■ REQUIRED TASK
Rewrite the listing below, replacing "detached houses" with "detached homes" everywhere it occurs and keeping every other character the same.

■ INPUT ROWS
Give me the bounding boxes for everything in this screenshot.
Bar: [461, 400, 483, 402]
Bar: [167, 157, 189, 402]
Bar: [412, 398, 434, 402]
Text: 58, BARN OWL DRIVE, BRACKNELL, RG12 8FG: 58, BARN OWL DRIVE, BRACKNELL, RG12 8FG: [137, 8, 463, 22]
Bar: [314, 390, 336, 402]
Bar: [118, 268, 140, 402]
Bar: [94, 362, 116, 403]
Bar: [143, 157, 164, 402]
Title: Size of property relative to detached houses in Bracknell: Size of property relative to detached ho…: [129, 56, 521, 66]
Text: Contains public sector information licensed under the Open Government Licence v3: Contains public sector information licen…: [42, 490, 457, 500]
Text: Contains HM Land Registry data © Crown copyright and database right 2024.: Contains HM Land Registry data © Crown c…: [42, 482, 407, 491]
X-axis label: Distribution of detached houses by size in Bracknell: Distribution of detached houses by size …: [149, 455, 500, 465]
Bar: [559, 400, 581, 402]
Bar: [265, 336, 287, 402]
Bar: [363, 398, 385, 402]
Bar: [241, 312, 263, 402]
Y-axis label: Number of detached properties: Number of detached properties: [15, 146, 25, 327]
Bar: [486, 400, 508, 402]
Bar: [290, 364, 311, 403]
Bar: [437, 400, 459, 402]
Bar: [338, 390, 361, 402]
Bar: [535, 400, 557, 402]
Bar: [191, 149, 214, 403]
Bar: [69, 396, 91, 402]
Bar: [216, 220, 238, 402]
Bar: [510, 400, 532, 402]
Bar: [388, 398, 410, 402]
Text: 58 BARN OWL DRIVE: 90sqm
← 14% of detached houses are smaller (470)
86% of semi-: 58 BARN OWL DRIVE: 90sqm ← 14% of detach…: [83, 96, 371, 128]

■ SOLUTION
Give me the bounding boxes for everything in this screenshot.
Bar: [461, 400, 483, 402]
Bar: [167, 157, 189, 402]
Bar: [412, 398, 434, 402]
Text: 58, BARN OWL DRIVE, BRACKNELL, RG12 8FG: 58, BARN OWL DRIVE, BRACKNELL, RG12 8FG: [137, 8, 463, 22]
Bar: [314, 390, 336, 402]
Bar: [118, 268, 140, 402]
Bar: [94, 362, 116, 403]
Bar: [143, 157, 164, 402]
Title: Size of property relative to detached homes in Bracknell: Size of property relative to detached ho…: [129, 56, 521, 66]
Text: Contains public sector information licensed under the Open Government Licence v3: Contains public sector information licen…: [42, 490, 457, 500]
Text: Contains HM Land Registry data © Crown copyright and database right 2024.: Contains HM Land Registry data © Crown c…: [42, 482, 407, 491]
X-axis label: Distribution of detached homes by size in Bracknell: Distribution of detached homes by size …: [149, 455, 500, 465]
Bar: [559, 400, 581, 402]
Bar: [265, 336, 287, 402]
Bar: [363, 398, 385, 402]
Bar: [241, 312, 263, 402]
Y-axis label: Number of detached properties: Number of detached properties: [15, 146, 25, 327]
Bar: [486, 400, 508, 402]
Bar: [290, 364, 311, 403]
Bar: [437, 400, 459, 402]
Bar: [338, 390, 361, 402]
Bar: [535, 400, 557, 402]
Bar: [191, 149, 214, 403]
Bar: [69, 396, 91, 402]
Bar: [216, 220, 238, 402]
Bar: [510, 400, 532, 402]
Bar: [388, 398, 410, 402]
Text: 58 BARN OWL DRIVE: 90sqm
← 14% of detached homes are smaller (470)
86% of semi-: 58 BARN OWL DRIVE: 90sqm ← 14% of detach…: [83, 96, 371, 128]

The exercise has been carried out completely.